# EXERCISE
Retype all of the entries word for word.
╔══
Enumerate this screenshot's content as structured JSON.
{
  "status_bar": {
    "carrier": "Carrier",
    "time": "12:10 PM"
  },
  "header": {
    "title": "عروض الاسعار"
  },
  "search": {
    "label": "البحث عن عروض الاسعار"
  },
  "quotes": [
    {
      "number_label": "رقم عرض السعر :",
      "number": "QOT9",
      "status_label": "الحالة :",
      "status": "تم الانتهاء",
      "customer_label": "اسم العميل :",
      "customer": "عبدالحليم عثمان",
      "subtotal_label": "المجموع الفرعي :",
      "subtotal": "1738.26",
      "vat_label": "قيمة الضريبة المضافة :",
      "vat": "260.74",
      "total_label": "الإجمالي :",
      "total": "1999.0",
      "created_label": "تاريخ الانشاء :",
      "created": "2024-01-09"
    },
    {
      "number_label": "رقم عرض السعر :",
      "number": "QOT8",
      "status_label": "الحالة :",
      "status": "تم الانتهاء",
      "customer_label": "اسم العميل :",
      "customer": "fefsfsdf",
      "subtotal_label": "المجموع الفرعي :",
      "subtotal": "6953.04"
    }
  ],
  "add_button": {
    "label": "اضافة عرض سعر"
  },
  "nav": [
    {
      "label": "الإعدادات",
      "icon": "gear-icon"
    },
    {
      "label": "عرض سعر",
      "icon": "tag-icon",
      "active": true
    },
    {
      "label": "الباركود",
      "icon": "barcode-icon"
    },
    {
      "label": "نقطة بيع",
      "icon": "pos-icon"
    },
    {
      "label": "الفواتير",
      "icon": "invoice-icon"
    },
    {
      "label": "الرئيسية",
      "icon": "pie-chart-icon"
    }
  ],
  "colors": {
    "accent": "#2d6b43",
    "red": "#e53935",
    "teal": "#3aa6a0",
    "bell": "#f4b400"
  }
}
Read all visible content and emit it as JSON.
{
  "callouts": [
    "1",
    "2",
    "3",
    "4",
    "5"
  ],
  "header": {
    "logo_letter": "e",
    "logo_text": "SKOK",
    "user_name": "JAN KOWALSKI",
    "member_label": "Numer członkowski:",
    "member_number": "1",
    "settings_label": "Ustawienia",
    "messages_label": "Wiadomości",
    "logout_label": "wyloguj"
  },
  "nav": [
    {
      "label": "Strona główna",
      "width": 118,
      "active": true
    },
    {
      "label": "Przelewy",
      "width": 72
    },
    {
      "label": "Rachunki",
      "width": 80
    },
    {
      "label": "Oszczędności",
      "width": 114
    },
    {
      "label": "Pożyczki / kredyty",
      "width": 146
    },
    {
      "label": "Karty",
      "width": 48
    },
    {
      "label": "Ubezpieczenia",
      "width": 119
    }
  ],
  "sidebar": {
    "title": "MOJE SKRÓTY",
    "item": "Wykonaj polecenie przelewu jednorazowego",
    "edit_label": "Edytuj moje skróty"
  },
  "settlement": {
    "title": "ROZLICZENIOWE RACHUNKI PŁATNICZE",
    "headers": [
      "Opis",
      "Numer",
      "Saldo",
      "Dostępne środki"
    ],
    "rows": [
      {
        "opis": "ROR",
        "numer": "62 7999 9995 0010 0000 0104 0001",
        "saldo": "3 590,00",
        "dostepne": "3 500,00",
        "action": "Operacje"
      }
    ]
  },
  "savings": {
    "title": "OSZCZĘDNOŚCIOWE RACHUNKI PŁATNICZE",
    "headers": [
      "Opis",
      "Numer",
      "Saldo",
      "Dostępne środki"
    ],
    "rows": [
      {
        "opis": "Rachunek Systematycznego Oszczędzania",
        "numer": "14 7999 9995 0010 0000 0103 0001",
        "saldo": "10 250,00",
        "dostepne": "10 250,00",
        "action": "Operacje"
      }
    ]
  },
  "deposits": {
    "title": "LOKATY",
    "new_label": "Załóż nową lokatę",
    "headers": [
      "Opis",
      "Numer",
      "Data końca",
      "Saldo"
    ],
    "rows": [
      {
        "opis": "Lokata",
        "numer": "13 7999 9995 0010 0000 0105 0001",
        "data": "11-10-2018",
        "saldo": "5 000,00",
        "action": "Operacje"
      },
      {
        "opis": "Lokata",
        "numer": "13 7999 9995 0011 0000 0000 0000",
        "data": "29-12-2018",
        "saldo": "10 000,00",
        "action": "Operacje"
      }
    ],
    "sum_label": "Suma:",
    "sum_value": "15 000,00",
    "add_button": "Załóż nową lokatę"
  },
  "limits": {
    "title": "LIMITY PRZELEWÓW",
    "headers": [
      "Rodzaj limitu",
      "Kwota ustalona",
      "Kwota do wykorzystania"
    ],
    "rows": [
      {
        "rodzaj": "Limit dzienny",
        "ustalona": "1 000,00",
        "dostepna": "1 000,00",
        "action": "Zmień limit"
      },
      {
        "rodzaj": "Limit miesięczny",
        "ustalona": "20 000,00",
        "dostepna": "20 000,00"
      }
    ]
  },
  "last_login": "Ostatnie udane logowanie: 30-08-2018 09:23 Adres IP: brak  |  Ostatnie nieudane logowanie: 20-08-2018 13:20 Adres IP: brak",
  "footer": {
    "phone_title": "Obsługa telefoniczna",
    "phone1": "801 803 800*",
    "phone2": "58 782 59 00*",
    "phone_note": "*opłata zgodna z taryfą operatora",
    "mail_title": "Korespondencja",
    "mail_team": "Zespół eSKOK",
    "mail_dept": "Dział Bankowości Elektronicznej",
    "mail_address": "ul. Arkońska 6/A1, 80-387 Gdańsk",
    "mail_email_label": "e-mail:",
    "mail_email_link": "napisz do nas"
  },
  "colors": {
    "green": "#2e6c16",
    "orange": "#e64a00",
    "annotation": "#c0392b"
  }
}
╚══
# SOLUTION FOR THIS PROBLEM
Enumerate this screenshot's content as structured JSON.
{
  "status_bar": {
    "carrier": "Carrier",
    "time": "12:10 PM"
  },
  "header": {
    "title": "عروض الاسعار"
  },
  "search": {
    "label": "البحث عن عروض الاسعار"
  },
  "quotes": [
    {
      "number_label": "رقم عرض السعر :",
      "number": "QOT9",
      "status_label": "الحالة :",
      "status": "تم الانتهاء",
      "customer_label": "اسم العميل :",
      "customer": "عبدالحليم عثمان",
      "subtotal_label": "المجموع الفرعي :",
      "subtotal": "1738.26",
      "vat_label": "قيمة الضريبة المضافة :",
      "vat": "260.74",
      "total_label": "الإجمالي :",
      "total": "1999.0",
      "created_label": "تاريخ الانشاء :",
      "created": "2024-01-09"
    },
    {
      "number_label": "رقم عرض السعر :",
      "number": "QOT8",
      "status_label": "الحالة :",
      "status": "تم الانتهاء",
      "customer_label": "اسم العميل :",
      "customer": "fefsfsdf",
      "subtotal_label": "المجموع الفرعي :",
      "subtotal": "6953.04"
    }
  ],
  "add_button": {
    "label": "اضافة عرض سعر"
  },
  "nav": [
    {
      "label": "الإعدادات",
      "icon": "gear-icon"
    },
    {
      "label": "عرض سعر",
      "icon": "tag-icon",
      "active": true
    },
    {
      "label": "الباركود",
      "icon": "barcode-icon"
    },
    {
      "label": "نقطة بيع",
      "icon": "pos-icon"
    },
    {
      "label": "الفواتير",
      "icon": "invoice-icon"
    },
    {
      "label": "الرئيسية",
      "icon": "pie-chart-icon"
    }
  ],
  "colors": {
    "accent": "#2d6b43",
    "red": "#e53935",
    "teal": "#3aa6a0",
    "bell": "#f4b400"
  }
}
Read all visible content and emit it as JSON.
{
  "callouts": [
    "1",
    "2",
    "3",
    "4",
    "5"
  ],
  "header": {
    "logo_letter": "e",
    "logo_text": "SKOK",
    "user_name": "JAN KOWALSKI",
    "member_label": "Numer członkowski:",
    "member_number": "1",
    "settings_label": "Ustawienia",
    "messages_label": "Wiadomości",
    "logout_label": "wyloguj"
  },
  "nav": [
    {
      "label": "Strona główna",
      "width": 118,
      "active": true
    },
    {
      "label": "Przelewy",
      "width": 72
    },
    {
      "label": "Rachunki",
      "width": 80
    },
    {
      "label": "Oszczędności",
      "width": 114
    },
    {
      "label": "Pożyczki / kredyty",
      "width": 146
    },
    {
      "label": "Karty",
      "width": 48
    },
    {
      "label": "Ubezpieczenia",
      "width": 119
    }
  ],
  "sidebar": {
    "title": "MOJE SKRÓTY",
    "item": "Wykonaj polecenie przelewu jednorazowego",
    "edit_label": "Edytuj moje skróty"
  },
  "settlement": {
    "title": "ROZLICZENIOWE RACHUNKI PŁATNICZE",
    "headers": [
      "Opis",
      "Numer",
      "Saldo",
      "Dostępne środki"
    ],
    "rows": [
      {
        "opis": "ROR",
        "numer": "62 7999 9995 0010 0000 0104 0001",
        "saldo": "3 590,00",
        "dostepne": "3 500,00",
        "action": "Operacje"
      }
    ]
  },
  "savings": {
    "title": "OSZCZĘDNOŚCIOWE RACHUNKI PŁATNICZE",
    "headers": [
      "Opis",
      "Numer",
      "Saldo",
      "Dostępne środki"
    ],
    "rows": [
      {
        "opis": "Rachunek Systematycznego Oszczędzania",
        "numer": "14 7999 9995 0010 0000 0103 0001",
        "saldo": "10 250,00",
        "dostepne": "10 250,00",
        "action": "Operacje"
      }
    ]
  },
  "deposits": {
    "title": "LOKATY",
    "new_label": "Załóż nową lokatę",
    "headers": [
      "Opis",
      "Numer",
      "Data końca",
      "Saldo"
    ],
    "rows": [
      {
        "opis": "Lokata",
        "numer": "13 7999 9995 0010 0000 0105 0001",
        "data": "11-10-2018",
        "saldo": "5 000,00",
        "action": "Operacje"
      },
      {
        "opis": "Lokata",
        "numer": "13 7999 9995 0011 0000 0000 0000",
        "data": "29-12-2018",
        "saldo": "10 000,00",
        "action": "Operacje"
      }
    ],
    "sum_label": "Suma:",
    "sum_value": "15 000,00",
    "add_button": "Załóż nową lokatę"
  },
  "limits": {
    "title": "LIMITY PRZELEWÓW",
    "headers": [
      "Rodzaj limitu",
      "Kwota ustalona",
      "Kwota do wykorzystania"
    ],
    "rows": [
      {
        "rodzaj": "Limit dzienny",
        "ustalona": "1 000,00",
        "dostepna": "1 000,00",
        "action": "Zmień limit"
      },
      {
        "rodzaj": "Limit miesięczny",
        "ustalona": "20 000,00",
        "dostepna": "20 000,00"
      }
    ]
  },
  "last_login": "Ostatnie udane logowanie: 30-08-2018 09:23 Adres IP: brak  |  Ostatnie nieudane logowanie: 20-08-2018 13:20 Adres IP: brak",
  "footer": {
    "phone_title": "Obsługa telefoniczna",
    "phone1": "801 803 800*",
    "phone2": "58 782 59 00*",
    "phone_note": "*opłata zgodna z taryfą operatora",
    "mail_title": "Korespondencja",
    "mail_team": "Zespół eSKOK",
    "mail_dept": "Dział Bankowości Elektronicznej",
    "mail_address": "ul. Arkońska 6/A1, 80-387 Gdańsk",
    "mail_email_label": "e-mail:",
    "mail_email_link": "napisz do nas"
  },
  "colors": {
    "green": "#2e6c16",
    "orange": "#e64a00",
    "annotation": "#c0392b"
  }
}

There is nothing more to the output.